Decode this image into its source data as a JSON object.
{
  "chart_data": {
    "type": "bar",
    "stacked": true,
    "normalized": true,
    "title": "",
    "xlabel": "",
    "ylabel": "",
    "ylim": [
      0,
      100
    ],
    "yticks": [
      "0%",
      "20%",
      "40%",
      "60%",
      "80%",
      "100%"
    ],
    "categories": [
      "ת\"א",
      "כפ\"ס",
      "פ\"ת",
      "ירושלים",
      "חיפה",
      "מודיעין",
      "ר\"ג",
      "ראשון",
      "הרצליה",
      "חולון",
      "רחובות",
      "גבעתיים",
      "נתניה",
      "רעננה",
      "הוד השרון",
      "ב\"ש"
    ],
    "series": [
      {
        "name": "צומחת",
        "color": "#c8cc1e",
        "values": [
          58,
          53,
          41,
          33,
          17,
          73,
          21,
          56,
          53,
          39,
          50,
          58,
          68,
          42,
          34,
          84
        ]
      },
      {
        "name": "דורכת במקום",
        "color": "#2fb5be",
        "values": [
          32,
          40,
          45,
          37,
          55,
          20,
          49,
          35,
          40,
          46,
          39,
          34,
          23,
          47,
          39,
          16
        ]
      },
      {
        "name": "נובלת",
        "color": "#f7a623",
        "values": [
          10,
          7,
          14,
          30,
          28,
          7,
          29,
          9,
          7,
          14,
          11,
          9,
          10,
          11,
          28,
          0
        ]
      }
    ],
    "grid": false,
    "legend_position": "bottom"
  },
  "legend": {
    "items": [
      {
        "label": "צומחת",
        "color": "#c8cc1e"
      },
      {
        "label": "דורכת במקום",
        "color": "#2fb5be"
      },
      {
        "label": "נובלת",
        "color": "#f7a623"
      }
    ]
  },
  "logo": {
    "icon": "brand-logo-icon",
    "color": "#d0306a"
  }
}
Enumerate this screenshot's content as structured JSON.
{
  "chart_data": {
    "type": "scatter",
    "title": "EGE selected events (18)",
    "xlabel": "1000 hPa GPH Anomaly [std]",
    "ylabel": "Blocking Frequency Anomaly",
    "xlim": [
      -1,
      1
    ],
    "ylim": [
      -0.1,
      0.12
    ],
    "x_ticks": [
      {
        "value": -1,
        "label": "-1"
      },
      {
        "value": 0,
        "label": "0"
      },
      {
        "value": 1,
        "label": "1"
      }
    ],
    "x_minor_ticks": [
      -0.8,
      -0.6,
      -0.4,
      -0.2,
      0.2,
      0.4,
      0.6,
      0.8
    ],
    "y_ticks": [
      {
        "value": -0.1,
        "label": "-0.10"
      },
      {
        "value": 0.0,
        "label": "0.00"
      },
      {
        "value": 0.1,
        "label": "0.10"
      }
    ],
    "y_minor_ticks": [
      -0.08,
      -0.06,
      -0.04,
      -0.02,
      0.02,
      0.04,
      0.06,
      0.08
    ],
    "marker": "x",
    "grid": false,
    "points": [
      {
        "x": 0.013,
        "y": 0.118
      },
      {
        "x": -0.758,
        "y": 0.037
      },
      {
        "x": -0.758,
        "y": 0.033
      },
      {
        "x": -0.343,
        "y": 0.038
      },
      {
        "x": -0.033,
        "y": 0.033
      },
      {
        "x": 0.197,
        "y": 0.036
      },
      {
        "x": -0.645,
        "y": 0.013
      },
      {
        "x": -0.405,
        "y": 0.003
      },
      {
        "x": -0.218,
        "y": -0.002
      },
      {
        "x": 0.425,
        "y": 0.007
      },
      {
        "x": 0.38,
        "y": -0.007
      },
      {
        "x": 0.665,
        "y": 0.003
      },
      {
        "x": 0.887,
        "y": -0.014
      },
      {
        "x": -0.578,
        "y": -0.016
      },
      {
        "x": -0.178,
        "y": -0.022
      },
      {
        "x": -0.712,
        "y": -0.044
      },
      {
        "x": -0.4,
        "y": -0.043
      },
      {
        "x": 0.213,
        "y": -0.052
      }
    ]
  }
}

☆ ☆ ☆ ☆ ☆

Given task: Show every line from the entries above in which "JSON" appears.

Expected answer:
Decode this image into its source data as a JSON object.
Enumerate this screenshot's content as structured JSON.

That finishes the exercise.